**To do**
Every record should be repeated exactly, except that pictures are left out.

**Dataset excerpts**
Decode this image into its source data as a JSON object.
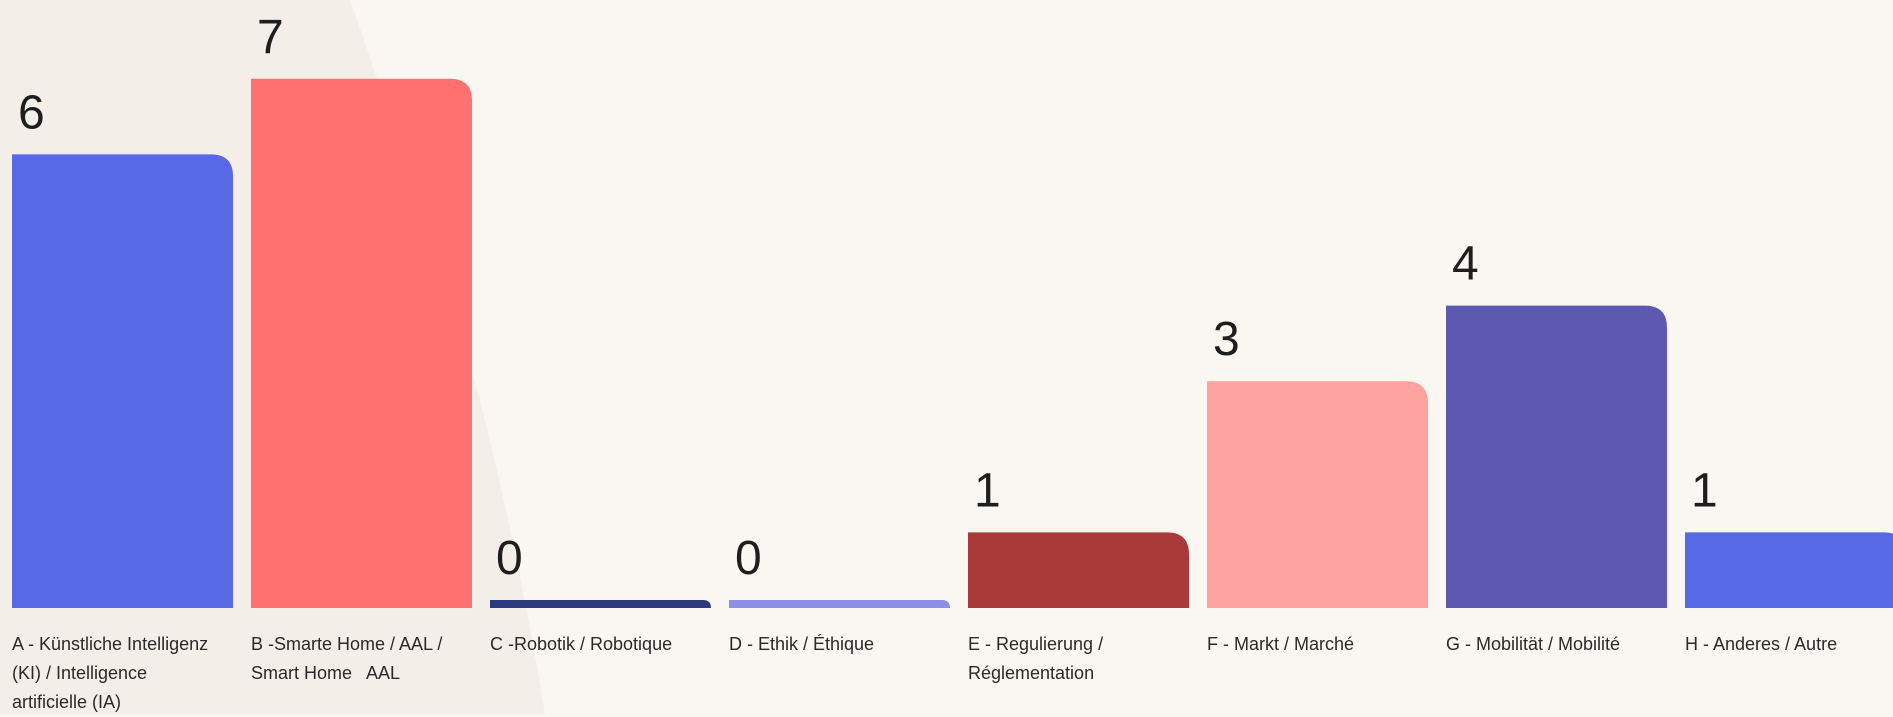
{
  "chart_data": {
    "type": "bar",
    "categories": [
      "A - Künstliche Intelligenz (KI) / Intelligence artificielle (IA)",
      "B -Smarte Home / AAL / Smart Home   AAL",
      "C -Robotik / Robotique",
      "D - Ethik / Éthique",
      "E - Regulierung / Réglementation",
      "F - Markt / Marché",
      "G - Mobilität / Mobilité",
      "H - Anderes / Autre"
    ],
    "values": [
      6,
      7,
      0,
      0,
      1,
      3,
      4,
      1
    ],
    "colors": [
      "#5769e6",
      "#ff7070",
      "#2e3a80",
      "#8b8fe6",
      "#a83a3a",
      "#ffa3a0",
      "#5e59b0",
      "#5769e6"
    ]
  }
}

**Written response**
Decode this image into its source data as a JSON object.
{
  "chart_data": {
    "type": "bar",
    "categories": [
      "A - Künstliche Intelligenz (KI) / Intelligence artificielle (IA)",
      "B -Smarte Home / AAL / Smart Home   AAL",
      "C -Robotik / Robotique",
      "D - Ethik / Éthique",
      "E - Regulierung / Réglementation",
      "F - Markt / Marché",
      "G - Mobilität / Mobilité",
      "H - Anderes / Autre"
    ],
    "values": [
      6,
      7,
      0,
      0,
      1,
      3,
      4,
      1
    ],
    "colors": [
      "#5769e6",
      "#ff7070",
      "#2e3a80",
      "#8b8fe6",
      "#a83a3a",
      "#ffa3a0",
      "#5e59b0",
      "#5769e6"
    ]
  }
}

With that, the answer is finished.